Figure contents as structured data
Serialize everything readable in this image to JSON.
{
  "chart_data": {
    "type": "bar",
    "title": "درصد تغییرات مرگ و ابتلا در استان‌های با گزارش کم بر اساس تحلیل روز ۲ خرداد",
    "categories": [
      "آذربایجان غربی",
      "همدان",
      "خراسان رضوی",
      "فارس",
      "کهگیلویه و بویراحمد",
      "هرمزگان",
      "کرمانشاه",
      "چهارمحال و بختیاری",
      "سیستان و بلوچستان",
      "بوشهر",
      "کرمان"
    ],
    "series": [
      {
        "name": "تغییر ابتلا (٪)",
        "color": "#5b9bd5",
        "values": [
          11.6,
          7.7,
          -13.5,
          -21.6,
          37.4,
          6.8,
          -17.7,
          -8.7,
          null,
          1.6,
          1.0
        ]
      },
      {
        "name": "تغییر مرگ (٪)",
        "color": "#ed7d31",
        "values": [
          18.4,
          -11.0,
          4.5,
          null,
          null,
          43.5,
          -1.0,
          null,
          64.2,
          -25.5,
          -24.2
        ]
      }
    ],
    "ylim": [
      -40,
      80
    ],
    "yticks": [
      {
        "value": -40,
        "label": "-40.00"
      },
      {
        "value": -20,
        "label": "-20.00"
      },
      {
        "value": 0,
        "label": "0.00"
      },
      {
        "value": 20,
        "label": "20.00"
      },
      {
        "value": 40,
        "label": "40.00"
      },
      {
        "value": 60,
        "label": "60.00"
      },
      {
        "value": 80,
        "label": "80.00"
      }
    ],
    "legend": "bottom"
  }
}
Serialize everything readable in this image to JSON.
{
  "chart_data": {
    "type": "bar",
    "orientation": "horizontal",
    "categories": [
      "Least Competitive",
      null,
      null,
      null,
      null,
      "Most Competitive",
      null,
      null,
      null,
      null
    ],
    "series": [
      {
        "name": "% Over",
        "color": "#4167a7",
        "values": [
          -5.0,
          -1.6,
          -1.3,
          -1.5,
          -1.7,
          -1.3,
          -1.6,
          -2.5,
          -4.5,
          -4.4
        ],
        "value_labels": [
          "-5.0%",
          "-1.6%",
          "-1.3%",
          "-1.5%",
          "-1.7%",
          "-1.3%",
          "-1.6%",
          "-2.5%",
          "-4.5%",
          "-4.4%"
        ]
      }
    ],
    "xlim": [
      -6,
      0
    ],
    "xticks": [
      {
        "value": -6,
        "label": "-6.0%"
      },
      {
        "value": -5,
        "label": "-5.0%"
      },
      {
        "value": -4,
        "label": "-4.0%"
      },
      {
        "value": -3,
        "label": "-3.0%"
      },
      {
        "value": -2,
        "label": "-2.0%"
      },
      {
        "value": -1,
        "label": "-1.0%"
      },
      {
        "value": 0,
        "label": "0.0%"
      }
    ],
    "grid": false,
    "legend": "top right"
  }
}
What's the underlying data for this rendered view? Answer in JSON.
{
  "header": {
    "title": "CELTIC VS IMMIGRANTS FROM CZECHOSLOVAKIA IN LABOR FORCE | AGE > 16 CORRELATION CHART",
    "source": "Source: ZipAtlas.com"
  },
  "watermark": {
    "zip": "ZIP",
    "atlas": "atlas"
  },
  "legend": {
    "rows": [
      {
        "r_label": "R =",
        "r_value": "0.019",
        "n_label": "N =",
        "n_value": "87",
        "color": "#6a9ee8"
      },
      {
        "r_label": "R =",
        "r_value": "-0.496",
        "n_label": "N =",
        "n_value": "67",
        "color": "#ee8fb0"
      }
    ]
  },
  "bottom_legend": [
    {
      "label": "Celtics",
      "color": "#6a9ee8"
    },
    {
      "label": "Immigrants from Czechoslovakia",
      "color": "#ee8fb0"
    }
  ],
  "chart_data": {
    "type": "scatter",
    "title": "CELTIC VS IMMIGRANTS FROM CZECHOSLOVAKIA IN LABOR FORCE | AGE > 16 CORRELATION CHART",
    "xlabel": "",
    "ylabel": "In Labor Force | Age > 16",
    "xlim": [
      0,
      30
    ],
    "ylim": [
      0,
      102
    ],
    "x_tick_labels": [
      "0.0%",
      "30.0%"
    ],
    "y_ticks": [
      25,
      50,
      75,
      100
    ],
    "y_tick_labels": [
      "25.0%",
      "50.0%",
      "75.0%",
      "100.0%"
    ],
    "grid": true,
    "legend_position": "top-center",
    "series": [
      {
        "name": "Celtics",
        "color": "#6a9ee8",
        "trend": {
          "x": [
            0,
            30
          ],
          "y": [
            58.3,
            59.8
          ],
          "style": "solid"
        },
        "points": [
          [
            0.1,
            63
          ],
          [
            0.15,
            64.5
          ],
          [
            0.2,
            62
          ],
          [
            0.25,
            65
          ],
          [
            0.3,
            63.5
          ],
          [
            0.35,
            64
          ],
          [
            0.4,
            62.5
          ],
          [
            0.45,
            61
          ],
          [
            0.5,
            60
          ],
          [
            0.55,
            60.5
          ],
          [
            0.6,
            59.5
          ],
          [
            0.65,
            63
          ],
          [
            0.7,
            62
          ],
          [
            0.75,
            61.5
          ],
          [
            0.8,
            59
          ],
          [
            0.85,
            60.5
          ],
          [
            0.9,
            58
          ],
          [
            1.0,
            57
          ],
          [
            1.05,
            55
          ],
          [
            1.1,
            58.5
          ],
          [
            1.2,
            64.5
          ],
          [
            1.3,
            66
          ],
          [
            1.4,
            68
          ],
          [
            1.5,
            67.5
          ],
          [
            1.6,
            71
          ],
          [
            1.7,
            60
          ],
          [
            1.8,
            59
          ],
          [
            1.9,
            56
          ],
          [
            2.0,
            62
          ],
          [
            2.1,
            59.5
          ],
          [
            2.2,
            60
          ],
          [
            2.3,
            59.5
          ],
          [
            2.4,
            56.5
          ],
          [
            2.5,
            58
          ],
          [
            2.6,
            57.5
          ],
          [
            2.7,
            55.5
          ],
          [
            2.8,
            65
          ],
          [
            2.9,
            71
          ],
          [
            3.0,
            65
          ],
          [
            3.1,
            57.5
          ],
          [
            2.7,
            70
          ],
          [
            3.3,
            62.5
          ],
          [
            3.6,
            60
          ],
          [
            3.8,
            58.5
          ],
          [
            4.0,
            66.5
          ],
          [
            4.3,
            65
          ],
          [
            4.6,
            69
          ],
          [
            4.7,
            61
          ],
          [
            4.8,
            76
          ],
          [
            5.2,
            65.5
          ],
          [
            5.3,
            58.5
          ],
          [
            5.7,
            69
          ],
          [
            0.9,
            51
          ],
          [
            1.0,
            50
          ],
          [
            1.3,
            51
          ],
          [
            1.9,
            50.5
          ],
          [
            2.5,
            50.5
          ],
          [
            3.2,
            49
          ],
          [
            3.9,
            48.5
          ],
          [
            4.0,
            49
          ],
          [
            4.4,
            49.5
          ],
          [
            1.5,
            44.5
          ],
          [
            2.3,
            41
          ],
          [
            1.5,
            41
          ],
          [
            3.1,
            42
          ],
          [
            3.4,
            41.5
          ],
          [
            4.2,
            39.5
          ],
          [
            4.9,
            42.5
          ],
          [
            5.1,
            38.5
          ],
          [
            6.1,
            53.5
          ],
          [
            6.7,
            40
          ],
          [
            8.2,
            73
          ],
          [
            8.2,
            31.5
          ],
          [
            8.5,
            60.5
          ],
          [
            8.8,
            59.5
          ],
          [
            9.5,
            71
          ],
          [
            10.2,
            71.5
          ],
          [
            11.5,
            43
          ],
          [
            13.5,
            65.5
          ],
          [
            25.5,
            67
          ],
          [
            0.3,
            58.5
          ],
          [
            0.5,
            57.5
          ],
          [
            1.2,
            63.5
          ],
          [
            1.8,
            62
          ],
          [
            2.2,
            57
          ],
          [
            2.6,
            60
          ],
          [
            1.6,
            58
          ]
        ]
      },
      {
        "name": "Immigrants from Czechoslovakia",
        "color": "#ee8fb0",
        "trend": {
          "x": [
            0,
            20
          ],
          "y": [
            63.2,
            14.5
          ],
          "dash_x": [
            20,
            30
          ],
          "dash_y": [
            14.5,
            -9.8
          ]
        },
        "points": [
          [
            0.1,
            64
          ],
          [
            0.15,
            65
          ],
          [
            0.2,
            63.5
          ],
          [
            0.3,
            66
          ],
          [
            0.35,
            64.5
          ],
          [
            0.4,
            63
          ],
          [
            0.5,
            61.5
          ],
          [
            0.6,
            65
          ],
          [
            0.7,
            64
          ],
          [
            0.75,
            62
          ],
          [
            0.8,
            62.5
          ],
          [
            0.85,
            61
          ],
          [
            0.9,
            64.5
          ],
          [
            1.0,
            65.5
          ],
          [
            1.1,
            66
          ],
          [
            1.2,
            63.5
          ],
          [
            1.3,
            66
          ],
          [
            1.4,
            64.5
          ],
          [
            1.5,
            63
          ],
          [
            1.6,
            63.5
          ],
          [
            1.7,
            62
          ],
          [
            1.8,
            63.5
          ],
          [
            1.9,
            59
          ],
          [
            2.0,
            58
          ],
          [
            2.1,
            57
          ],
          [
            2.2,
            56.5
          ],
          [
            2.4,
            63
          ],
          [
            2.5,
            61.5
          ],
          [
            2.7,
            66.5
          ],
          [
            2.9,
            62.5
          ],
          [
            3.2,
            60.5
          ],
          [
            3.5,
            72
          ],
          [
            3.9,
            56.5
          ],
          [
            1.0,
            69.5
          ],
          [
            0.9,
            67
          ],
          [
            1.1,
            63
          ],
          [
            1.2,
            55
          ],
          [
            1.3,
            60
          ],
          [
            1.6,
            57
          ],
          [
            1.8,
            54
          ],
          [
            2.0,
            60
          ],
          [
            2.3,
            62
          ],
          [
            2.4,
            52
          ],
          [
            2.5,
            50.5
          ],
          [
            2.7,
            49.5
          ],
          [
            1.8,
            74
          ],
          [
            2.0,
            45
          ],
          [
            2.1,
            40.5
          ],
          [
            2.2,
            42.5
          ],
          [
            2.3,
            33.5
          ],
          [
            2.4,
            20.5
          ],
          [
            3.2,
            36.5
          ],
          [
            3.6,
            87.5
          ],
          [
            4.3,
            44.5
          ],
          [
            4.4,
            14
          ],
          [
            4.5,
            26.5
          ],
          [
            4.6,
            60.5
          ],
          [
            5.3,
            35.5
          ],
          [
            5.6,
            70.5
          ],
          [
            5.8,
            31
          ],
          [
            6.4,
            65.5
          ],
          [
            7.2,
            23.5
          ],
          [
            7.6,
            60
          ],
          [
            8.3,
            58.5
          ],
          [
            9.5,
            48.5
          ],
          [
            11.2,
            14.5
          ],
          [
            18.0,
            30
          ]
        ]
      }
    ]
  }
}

Objective:
Find the lines above that contain the word "ابتلا" and collect them.

Written solution:
    "title": "درصد تغییرات مرگ و ابتلا در استان‌های با گزارش کم بر اساس تحلیل روز ۲ خرداد",
        "name": "تغییر ابتلا (٪)",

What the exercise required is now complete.